[Collected data entries]
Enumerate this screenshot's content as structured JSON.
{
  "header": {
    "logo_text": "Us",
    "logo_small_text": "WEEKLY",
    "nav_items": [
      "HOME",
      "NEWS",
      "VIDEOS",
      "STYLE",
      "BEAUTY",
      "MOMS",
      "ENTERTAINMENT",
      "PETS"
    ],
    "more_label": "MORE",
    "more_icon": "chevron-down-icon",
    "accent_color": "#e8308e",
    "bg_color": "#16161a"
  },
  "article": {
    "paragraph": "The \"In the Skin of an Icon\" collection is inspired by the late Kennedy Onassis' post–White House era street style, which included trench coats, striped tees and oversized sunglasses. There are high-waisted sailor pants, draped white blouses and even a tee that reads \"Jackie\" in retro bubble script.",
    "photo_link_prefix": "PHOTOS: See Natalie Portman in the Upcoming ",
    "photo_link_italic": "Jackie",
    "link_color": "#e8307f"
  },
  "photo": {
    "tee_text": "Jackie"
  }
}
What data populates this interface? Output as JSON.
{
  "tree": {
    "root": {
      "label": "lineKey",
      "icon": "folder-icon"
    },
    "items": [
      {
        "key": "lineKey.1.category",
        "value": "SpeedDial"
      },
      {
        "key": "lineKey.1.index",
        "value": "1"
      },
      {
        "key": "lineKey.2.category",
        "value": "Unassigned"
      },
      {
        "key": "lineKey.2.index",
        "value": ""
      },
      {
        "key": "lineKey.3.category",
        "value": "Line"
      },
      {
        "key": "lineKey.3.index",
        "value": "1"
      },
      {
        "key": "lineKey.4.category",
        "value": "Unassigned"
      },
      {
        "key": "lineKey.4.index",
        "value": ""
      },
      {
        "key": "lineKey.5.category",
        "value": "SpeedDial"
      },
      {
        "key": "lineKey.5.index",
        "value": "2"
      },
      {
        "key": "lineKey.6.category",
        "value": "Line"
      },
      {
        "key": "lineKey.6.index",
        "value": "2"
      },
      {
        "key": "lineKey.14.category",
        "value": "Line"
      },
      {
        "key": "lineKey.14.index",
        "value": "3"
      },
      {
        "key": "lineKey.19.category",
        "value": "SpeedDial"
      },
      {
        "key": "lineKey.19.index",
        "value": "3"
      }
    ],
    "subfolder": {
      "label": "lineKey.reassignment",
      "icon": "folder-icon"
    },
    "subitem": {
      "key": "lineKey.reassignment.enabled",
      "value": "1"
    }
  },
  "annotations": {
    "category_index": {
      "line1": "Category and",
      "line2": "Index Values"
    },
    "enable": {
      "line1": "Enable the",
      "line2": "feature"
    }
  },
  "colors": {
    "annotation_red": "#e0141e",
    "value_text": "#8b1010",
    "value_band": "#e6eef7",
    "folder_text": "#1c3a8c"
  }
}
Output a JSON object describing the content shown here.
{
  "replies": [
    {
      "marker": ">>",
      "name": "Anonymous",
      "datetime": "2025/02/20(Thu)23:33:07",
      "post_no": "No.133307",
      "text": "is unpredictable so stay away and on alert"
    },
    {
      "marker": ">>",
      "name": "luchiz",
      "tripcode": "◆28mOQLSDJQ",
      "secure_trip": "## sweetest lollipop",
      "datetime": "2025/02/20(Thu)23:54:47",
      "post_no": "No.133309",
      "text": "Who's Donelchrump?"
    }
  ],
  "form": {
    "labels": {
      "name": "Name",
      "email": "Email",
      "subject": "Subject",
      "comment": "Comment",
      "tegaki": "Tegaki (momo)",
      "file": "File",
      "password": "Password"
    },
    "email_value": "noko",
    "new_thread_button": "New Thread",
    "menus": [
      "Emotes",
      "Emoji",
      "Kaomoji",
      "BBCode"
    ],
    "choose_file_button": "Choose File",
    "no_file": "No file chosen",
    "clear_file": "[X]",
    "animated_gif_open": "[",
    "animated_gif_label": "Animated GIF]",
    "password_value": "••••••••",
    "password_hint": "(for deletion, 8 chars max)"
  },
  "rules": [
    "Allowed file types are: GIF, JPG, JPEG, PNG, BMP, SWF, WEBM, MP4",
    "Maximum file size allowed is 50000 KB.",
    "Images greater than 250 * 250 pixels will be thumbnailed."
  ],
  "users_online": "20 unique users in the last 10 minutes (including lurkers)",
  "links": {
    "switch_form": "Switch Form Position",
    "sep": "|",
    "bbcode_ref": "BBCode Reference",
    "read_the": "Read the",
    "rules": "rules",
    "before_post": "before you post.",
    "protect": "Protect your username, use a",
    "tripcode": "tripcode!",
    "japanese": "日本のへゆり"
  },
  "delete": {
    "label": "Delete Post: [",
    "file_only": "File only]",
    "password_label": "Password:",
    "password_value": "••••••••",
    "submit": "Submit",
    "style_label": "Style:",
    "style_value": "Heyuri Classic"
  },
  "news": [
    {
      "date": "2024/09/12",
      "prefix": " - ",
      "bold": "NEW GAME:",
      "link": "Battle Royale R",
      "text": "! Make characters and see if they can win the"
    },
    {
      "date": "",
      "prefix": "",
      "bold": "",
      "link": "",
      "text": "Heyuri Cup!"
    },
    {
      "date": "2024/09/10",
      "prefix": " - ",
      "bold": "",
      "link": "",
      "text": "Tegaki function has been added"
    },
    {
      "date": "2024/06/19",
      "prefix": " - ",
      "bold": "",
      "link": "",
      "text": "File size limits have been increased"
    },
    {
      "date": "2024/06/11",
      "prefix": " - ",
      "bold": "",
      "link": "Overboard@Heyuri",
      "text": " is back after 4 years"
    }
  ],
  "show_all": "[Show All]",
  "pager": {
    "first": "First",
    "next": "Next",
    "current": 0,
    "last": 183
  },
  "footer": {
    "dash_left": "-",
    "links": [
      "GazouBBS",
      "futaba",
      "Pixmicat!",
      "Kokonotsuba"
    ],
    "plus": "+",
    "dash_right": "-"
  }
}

> _Requirements_
Please output the complete data exactly.

> _Response to the task_
Enumerate this screenshot's content as structured JSON.
{
  "header": {
    "logo_text": "Us",
    "logo_small_text": "WEEKLY",
    "nav_items": [
      "HOME",
      "NEWS",
      "VIDEOS",
      "STYLE",
      "BEAUTY",
      "MOMS",
      "ENTERTAINMENT",
      "PETS"
    ],
    "more_label": "MORE",
    "more_icon": "chevron-down-icon",
    "accent_color": "#e8308e",
    "bg_color": "#16161a"
  },
  "article": {
    "paragraph": "The \"In the Skin of an Icon\" collection is inspired by the late Kennedy Onassis' post–White House era street style, which included trench coats, striped tees and oversized sunglasses. There are high-waisted sailor pants, draped white blouses and even a tee that reads \"Jackie\" in retro bubble script.",
    "photo_link_prefix": "PHOTOS: See Natalie Portman in the Upcoming ",
    "photo_link_italic": "Jackie",
    "link_color": "#e8307f"
  },
  "photo": {
    "tee_text": "Jackie"
  }
}
What data populates this interface? Output as JSON.
{
  "tree": {
    "root": {
      "label": "lineKey",
      "icon": "folder-icon"
    },
    "items": [
      {
        "key": "lineKey.1.category",
        "value": "SpeedDial"
      },
      {
        "key": "lineKey.1.index",
        "value": "1"
      },
      {
        "key": "lineKey.2.category",
        "value": "Unassigned"
      },
      {
        "key": "lineKey.2.index",
        "value": ""
      },
      {
        "key": "lineKey.3.category",
        "value": "Line"
      },
      {
        "key": "lineKey.3.index",
        "value": "1"
      },
      {
        "key": "lineKey.4.category",
        "value": "Unassigned"
      },
      {
        "key": "lineKey.4.index",
        "value": ""
      },
      {
        "key": "lineKey.5.category",
        "value": "SpeedDial"
      },
      {
        "key": "lineKey.5.index",
        "value": "2"
      },
      {
        "key": "lineKey.6.category",
        "value": "Line"
      },
      {
        "key": "lineKey.6.index",
        "value": "2"
      },
      {
        "key": "lineKey.14.category",
        "value": "Line"
      },
      {
        "key": "lineKey.14.index",
        "value": "3"
      },
      {
        "key": "lineKey.19.category",
        "value": "SpeedDial"
      },
      {
        "key": "lineKey.19.index",
        "value": "3"
      }
    ],
    "subfolder": {
      "label": "lineKey.reassignment",
      "icon": "folder-icon"
    },
    "subitem": {
      "key": "lineKey.reassignment.enabled",
      "value": "1"
    }
  },
  "annotations": {
    "category_index": {
      "line1": "Category and",
      "line2": "Index Values"
    },
    "enable": {
      "line1": "Enable the",
      "line2": "feature"
    }
  },
  "colors": {
    "annotation_red": "#e0141e",
    "value_text": "#8b1010",
    "value_band": "#e6eef7",
    "folder_text": "#1c3a8c"
  }
}
Output a JSON object describing the content shown here.
{
  "replies": [
    {
      "marker": ">>",
      "name": "Anonymous",
      "datetime": "2025/02/20(Thu)23:33:07",
      "post_no": "No.133307",
      "text": "is unpredictable so stay away and on alert"
    },
    {
      "marker": ">>",
      "name": "luchiz",
      "tripcode": "◆28mOQLSDJQ",
      "secure_trip": "## sweetest lollipop",
      "datetime": "2025/02/20(Thu)23:54:47",
      "post_no": "No.133309",
      "text": "Who's Donelchrump?"
    }
  ],
  "form": {
    "labels": {
      "name": "Name",
      "email": "Email",
      "subject": "Subject",
      "comment": "Comment",
      "tegaki": "Tegaki (momo)",
      "file": "File",
      "password": "Password"
    },
    "email_value": "noko",
    "new_thread_button": "New Thread",
    "menus": [
      "Emotes",
      "Emoji",
      "Kaomoji",
      "BBCode"
    ],
    "choose_file_button": "Choose File",
    "no_file": "No file chosen",
    "clear_file": "[X]",
    "animated_gif_open": "[",
    "animated_gif_label": "Animated GIF]",
    "password_value": "••••••••",
    "password_hint": "(for deletion, 8 chars max)"
  },
  "rules": [
    "Allowed file types are: GIF, JPG, JPEG, PNG, BMP, SWF, WEBM, MP4",
    "Maximum file size allowed is 50000 KB.",
    "Images greater than 250 * 250 pixels will be thumbnailed."
  ],
  "users_online": "20 unique users in the last 10 minutes (including lurkers)",
  "links": {
    "switch_form": "Switch Form Position",
    "sep": "|",
    "bbcode_ref": "BBCode Reference",
    "read_the": "Read the",
    "rules": "rules",
    "before_post": "before you post.",
    "protect": "Protect your username, use a",
    "tripcode": "tripcode!",
    "japanese": "日本のへゆり"
  },
  "delete": {
    "label": "Delete Post: [",
    "file_only": "File only]",
    "password_label": "Password:",
    "password_value": "••••••••",
    "submit": "Submit",
    "style_label": "Style:",
    "style_value": "Heyuri Classic"
  },
  "news": [
    {
      "date": "2024/09/12",
      "prefix": " - ",
      "bold": "NEW GAME:",
      "link": "Battle Royale R",
      "text": "! Make characters and see if they can win the"
    },
    {
      "date": "",
      "prefix": "",
      "bold": "",
      "link": "",
      "text": "Heyuri Cup!"
    },
    {
      "date": "2024/09/10",
      "prefix": " - ",
      "bold": "",
      "link": "",
      "text": "Tegaki function has been added"
    },
    {
      "date": "2024/06/19",
      "prefix": " - ",
      "bold": "",
      "link": "",
      "text": "File size limits have been increased"
    },
    {
      "date": "2024/06/11",
      "prefix": " - ",
      "bold": "",
      "link": "Overboard@Heyuri",
      "text": " is back after 4 years"
    }
  ],
  "show_all": "[Show All]",
  "pager": {
    "first": "First",
    "next": "Next",
    "current": 0,
    "last": 183
  },
  "footer": {
    "dash_left": "-",
    "links": [
      "GazouBBS",
      "futaba",
      "Pixmicat!",
      "Kokonotsuba"
    ],
    "plus": "+",
    "dash_right": "-"
  }
}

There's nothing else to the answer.